_Task instructions:_ Records follow. Copy every line with "styling".

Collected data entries

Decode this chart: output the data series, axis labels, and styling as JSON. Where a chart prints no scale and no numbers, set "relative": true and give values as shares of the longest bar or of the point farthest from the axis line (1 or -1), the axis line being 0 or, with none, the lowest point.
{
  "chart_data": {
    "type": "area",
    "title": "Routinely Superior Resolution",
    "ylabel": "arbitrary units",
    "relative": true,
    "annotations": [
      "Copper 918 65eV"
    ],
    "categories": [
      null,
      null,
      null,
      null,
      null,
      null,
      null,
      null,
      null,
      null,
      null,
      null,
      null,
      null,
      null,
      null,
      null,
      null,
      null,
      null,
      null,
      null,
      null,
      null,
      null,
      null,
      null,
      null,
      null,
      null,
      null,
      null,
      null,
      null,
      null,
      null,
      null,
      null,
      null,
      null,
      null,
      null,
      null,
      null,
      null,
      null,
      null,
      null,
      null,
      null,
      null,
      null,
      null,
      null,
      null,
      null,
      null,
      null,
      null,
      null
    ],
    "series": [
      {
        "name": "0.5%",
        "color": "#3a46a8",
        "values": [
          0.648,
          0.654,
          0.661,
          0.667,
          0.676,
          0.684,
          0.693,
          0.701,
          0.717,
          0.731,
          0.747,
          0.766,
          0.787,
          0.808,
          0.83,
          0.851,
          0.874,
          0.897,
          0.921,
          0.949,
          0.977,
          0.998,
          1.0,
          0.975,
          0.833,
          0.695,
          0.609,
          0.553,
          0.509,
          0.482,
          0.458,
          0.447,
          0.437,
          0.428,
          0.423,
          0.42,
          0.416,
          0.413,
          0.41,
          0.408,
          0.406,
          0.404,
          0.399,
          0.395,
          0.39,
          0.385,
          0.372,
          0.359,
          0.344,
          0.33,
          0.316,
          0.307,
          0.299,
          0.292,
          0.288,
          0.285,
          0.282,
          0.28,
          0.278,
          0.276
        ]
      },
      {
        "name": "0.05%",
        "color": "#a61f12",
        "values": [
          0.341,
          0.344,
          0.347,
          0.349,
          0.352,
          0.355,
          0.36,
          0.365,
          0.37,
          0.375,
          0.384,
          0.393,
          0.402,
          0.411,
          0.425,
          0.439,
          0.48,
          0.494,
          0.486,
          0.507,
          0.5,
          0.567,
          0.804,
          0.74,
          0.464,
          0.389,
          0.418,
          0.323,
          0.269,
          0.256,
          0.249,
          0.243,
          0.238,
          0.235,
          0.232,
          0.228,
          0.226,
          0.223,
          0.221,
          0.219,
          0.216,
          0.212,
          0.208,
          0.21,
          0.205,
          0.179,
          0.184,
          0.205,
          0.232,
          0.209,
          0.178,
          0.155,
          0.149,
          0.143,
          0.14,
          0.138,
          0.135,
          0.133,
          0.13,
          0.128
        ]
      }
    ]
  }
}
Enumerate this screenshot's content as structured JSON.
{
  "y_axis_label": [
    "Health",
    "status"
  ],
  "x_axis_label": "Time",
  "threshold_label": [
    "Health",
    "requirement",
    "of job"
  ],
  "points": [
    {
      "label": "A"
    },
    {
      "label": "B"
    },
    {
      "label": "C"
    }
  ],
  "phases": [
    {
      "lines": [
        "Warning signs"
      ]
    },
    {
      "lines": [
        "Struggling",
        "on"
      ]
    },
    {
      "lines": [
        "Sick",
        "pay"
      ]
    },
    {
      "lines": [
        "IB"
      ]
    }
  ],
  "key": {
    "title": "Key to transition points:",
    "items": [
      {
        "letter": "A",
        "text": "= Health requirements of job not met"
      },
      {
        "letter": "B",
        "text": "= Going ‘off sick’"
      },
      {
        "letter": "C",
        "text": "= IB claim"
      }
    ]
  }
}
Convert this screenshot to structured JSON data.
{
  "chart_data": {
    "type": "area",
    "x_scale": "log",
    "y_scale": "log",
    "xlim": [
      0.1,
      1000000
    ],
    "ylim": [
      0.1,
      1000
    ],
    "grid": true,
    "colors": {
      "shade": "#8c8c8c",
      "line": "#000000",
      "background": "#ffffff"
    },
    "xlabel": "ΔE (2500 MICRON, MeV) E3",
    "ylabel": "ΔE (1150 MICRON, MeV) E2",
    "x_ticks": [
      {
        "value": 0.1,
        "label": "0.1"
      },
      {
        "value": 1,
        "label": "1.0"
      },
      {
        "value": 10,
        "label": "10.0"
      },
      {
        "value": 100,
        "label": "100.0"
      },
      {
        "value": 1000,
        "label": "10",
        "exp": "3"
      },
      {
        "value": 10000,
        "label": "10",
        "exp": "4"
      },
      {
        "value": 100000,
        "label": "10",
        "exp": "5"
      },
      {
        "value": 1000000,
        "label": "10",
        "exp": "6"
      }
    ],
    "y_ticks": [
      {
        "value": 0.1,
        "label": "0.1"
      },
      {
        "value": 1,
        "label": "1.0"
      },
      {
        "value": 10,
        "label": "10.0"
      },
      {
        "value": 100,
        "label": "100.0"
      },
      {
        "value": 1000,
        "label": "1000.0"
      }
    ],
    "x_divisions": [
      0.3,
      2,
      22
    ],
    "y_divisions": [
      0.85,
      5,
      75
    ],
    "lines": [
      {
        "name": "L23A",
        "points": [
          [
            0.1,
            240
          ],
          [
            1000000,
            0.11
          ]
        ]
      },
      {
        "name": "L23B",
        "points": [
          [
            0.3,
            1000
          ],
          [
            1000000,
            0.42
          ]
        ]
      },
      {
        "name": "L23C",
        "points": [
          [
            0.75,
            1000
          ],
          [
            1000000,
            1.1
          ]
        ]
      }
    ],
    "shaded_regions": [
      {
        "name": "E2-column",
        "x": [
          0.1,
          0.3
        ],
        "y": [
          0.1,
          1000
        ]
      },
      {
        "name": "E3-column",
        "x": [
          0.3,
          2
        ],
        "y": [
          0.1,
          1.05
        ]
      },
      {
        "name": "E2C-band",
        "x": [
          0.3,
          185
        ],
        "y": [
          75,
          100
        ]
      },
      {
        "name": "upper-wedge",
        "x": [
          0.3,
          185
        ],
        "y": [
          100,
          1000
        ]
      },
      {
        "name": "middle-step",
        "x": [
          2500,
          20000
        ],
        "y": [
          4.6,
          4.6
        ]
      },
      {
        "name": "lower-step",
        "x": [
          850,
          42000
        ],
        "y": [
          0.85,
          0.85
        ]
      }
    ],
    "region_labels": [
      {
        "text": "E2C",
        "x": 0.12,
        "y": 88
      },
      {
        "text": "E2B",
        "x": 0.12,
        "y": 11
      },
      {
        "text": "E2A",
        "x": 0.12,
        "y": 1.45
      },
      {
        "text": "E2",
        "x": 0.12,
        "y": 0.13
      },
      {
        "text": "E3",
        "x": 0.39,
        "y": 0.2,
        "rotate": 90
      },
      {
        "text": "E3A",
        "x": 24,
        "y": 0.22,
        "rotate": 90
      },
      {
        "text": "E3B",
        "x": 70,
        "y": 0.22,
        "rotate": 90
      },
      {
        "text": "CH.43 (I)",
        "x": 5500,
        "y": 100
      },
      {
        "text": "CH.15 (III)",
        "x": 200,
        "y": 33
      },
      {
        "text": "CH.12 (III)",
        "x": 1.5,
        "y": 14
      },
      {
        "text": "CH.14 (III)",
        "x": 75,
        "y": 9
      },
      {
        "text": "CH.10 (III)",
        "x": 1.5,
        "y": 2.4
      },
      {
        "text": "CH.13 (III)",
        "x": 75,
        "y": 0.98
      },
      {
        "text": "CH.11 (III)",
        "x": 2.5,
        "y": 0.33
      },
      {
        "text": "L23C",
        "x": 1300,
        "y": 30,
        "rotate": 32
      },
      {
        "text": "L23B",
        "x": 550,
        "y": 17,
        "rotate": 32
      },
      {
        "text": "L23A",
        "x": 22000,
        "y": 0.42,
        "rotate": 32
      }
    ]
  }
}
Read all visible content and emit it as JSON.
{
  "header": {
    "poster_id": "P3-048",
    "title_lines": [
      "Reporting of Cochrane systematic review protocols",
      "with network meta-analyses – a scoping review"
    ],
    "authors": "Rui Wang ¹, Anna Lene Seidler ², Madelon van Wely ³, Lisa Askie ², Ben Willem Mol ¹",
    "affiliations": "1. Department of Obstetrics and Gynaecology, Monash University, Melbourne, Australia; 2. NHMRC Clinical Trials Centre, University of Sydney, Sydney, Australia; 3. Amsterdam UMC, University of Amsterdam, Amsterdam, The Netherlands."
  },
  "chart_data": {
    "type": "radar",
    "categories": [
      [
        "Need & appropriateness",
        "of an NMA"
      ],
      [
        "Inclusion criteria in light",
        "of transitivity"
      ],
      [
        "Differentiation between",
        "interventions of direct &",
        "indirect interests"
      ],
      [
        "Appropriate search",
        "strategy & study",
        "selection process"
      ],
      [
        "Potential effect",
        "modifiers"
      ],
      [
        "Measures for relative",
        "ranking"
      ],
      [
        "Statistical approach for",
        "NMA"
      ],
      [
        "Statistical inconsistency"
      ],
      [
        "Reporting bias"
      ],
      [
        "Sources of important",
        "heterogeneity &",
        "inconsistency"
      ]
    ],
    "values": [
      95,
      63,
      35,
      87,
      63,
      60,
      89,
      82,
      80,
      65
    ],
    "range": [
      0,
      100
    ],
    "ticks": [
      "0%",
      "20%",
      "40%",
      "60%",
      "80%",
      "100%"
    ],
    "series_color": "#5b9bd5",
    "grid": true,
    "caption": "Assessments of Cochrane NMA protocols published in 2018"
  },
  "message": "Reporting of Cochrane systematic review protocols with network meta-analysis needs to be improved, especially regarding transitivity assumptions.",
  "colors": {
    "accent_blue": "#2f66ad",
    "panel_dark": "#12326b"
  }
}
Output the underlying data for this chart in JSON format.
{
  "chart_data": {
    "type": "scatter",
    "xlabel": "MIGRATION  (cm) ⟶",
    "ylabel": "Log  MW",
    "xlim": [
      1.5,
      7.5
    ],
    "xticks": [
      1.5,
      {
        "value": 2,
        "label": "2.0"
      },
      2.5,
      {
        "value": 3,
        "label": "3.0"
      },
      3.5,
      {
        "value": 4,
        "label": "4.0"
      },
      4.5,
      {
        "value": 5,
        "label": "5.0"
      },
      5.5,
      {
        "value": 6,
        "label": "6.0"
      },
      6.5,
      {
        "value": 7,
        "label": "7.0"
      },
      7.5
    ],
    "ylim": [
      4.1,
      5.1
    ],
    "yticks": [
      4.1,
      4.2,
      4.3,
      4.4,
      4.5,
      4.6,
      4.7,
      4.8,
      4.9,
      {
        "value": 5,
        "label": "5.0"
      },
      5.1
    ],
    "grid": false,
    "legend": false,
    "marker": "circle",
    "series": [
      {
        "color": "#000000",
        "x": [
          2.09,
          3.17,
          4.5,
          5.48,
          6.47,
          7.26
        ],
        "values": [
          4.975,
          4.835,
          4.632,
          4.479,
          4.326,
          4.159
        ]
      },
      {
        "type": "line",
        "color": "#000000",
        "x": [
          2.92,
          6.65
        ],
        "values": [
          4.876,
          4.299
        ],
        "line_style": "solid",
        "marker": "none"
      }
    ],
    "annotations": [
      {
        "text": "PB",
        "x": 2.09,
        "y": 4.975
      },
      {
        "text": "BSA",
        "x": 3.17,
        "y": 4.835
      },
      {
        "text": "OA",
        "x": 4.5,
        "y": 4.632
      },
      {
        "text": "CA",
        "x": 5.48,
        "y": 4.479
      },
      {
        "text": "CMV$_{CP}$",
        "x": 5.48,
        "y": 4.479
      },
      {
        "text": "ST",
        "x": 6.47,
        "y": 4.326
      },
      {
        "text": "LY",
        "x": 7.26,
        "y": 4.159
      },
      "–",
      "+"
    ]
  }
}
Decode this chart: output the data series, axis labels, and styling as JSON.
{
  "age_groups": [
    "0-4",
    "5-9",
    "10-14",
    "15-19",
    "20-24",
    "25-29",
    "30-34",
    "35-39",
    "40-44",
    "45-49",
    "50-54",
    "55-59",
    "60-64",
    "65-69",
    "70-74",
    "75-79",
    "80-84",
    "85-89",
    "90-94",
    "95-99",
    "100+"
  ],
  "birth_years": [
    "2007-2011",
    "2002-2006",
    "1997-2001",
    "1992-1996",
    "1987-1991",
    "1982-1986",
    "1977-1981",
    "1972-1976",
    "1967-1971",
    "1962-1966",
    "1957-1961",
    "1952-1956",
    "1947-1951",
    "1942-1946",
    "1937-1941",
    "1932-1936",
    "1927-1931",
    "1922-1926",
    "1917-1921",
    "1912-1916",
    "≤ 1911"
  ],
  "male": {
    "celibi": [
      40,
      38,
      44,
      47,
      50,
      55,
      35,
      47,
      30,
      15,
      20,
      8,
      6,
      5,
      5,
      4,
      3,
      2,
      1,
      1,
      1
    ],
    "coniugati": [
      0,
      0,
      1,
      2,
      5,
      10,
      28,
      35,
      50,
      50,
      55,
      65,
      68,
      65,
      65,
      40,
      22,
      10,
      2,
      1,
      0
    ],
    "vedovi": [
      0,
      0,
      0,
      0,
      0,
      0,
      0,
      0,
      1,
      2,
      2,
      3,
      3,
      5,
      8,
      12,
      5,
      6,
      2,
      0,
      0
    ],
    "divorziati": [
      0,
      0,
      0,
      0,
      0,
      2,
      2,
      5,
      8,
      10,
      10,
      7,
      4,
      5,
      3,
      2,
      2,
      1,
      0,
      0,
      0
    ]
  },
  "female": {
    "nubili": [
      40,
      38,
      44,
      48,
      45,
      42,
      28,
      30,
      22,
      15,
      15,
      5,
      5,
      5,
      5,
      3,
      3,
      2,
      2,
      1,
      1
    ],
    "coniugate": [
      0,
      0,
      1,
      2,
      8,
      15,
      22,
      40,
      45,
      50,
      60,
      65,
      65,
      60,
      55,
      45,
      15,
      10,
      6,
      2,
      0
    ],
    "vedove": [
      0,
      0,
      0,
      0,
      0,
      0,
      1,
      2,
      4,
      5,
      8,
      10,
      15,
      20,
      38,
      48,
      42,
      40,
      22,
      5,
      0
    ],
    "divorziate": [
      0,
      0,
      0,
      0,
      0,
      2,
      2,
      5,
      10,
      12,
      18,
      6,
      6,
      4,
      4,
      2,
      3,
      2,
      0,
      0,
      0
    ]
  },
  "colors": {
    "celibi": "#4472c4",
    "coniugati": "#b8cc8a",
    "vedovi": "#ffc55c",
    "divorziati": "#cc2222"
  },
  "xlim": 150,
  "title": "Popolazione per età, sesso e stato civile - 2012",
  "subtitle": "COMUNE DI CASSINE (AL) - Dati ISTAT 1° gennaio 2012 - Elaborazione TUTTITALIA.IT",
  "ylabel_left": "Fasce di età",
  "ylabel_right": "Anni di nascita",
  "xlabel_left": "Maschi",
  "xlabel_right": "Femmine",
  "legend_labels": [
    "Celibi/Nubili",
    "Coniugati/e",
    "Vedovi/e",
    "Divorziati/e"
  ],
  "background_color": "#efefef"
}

_Reply to the exercise:_
Decode this chart: output the data series, axis labels, and styling as JSON. Where a chart prints no scale and no numbers, set "relative": true and give values as shares of the longest bar or of the point farthest from the axis line (1 or -1), the axis line being 0 or, with none, the lowest point.
Decode this chart: output the data series, axis labels, and styling as JSON.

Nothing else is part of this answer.